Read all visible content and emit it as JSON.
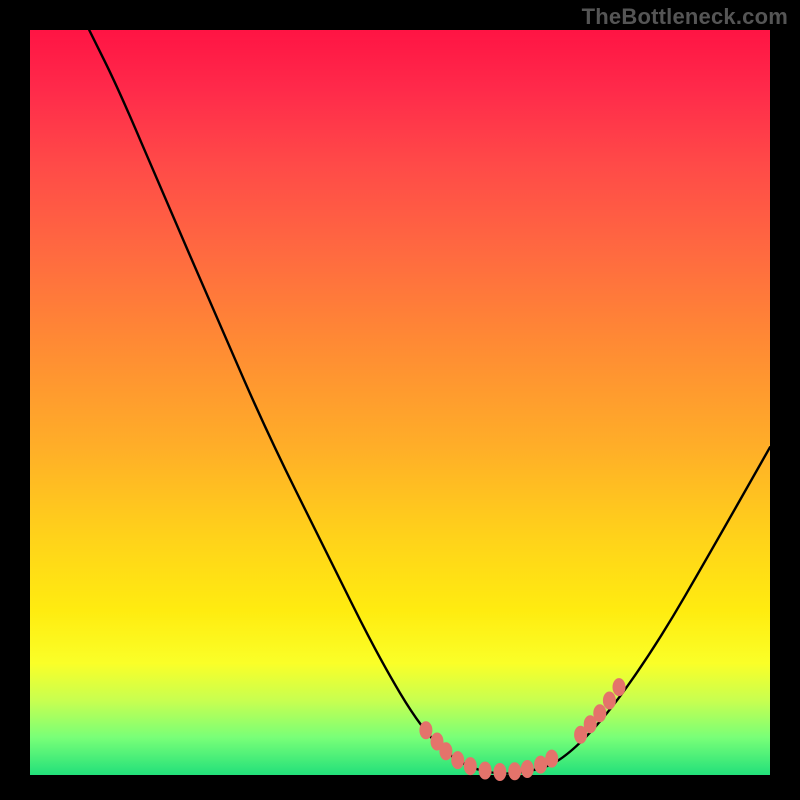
{
  "watermark": "TheBottleneck.com",
  "chart_data": {
    "type": "line",
    "title": "",
    "xlabel": "",
    "ylabel": "",
    "series": [
      {
        "name": "curve",
        "points": [
          {
            "x": 0.08,
            "y": 1.0
          },
          {
            "x": 0.12,
            "y": 0.92
          },
          {
            "x": 0.18,
            "y": 0.78
          },
          {
            "x": 0.25,
            "y": 0.62
          },
          {
            "x": 0.32,
            "y": 0.46
          },
          {
            "x": 0.4,
            "y": 0.3
          },
          {
            "x": 0.47,
            "y": 0.16
          },
          {
            "x": 0.53,
            "y": 0.06
          },
          {
            "x": 0.58,
            "y": 0.015
          },
          {
            "x": 0.63,
            "y": 0.0
          },
          {
            "x": 0.68,
            "y": 0.005
          },
          {
            "x": 0.72,
            "y": 0.02
          },
          {
            "x": 0.78,
            "y": 0.08
          },
          {
            "x": 0.85,
            "y": 0.18
          },
          {
            "x": 0.92,
            "y": 0.3
          },
          {
            "x": 1.0,
            "y": 0.44
          }
        ]
      },
      {
        "name": "highlight-dots",
        "points": [
          {
            "x": 0.535,
            "y": 0.06
          },
          {
            "x": 0.55,
            "y": 0.045
          },
          {
            "x": 0.562,
            "y": 0.032
          },
          {
            "x": 0.578,
            "y": 0.02
          },
          {
            "x": 0.595,
            "y": 0.012
          },
          {
            "x": 0.615,
            "y": 0.006
          },
          {
            "x": 0.635,
            "y": 0.004
          },
          {
            "x": 0.655,
            "y": 0.005
          },
          {
            "x": 0.672,
            "y": 0.008
          },
          {
            "x": 0.69,
            "y": 0.014
          },
          {
            "x": 0.705,
            "y": 0.022
          },
          {
            "x": 0.744,
            "y": 0.054
          },
          {
            "x": 0.757,
            "y": 0.068
          },
          {
            "x": 0.77,
            "y": 0.083
          },
          {
            "x": 0.783,
            "y": 0.1
          },
          {
            "x": 0.796,
            "y": 0.118
          }
        ]
      }
    ],
    "xlim": [
      0,
      1
    ],
    "ylim": [
      0,
      1
    ],
    "colors": {
      "curve": "#000000",
      "dots": "#e4736b",
      "background_top": "#ff1444",
      "background_bottom": "#22e07a"
    }
  }
}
▬▬▬▬▬▬▬▬▬▬
* Objective: Pictures are not part of the copy; output everything else in the records exactly.

* Solution below:
Read all visible content and emit it as JSON.
{
  "watermark": "TheBottleneck.com",
  "chart_data": {
    "type": "line",
    "title": "",
    "xlabel": "",
    "ylabel": "",
    "series": [
      {
        "name": "curve",
        "points": [
          {
            "x": 0.08,
            "y": 1.0
          },
          {
            "x": 0.12,
            "y": 0.92
          },
          {
            "x": 0.18,
            "y": 0.78
          },
          {
            "x": 0.25,
            "y": 0.62
          },
          {
            "x": 0.32,
            "y": 0.46
          },
          {
            "x": 0.4,
            "y": 0.3
          },
          {
            "x": 0.47,
            "y": 0.16
          },
          {
            "x": 0.53,
            "y": 0.06
          },
          {
            "x": 0.58,
            "y": 0.015
          },
          {
            "x": 0.63,
            "y": 0.0
          },
          {
            "x": 0.68,
            "y": 0.005
          },
          {
            "x": 0.72,
            "y": 0.02
          },
          {
            "x": 0.78,
            "y": 0.08
          },
          {
            "x": 0.85,
            "y": 0.18
          },
          {
            "x": 0.92,
            "y": 0.3
          },
          {
            "x": 1.0,
            "y": 0.44
          }
        ]
      },
      {
        "name": "highlight-dots",
        "points": [
          {
            "x": 0.535,
            "y": 0.06
          },
          {
            "x": 0.55,
            "y": 0.045
          },
          {
            "x": 0.562,
            "y": 0.032
          },
          {
            "x": 0.578,
            "y": 0.02
          },
          {
            "x": 0.595,
            "y": 0.012
          },
          {
            "x": 0.615,
            "y": 0.006
          },
          {
            "x": 0.635,
            "y": 0.004
          },
          {
            "x": 0.655,
            "y": 0.005
          },
          {
            "x": 0.672,
            "y": 0.008
          },
          {
            "x": 0.69,
            "y": 0.014
          },
          {
            "x": 0.705,
            "y": 0.022
          },
          {
            "x": 0.744,
            "y": 0.054
          },
          {
            "x": 0.757,
            "y": 0.068
          },
          {
            "x": 0.77,
            "y": 0.083
          },
          {
            "x": 0.783,
            "y": 0.1
          },
          {
            "x": 0.796,
            "y": 0.118
          }
        ]
      }
    ],
    "xlim": [
      0,
      1
    ],
    "ylim": [
      0,
      1
    ],
    "colors": {
      "curve": "#000000",
      "dots": "#e4736b",
      "background_top": "#ff1444",
      "background_bottom": "#22e07a"
    }
  }
}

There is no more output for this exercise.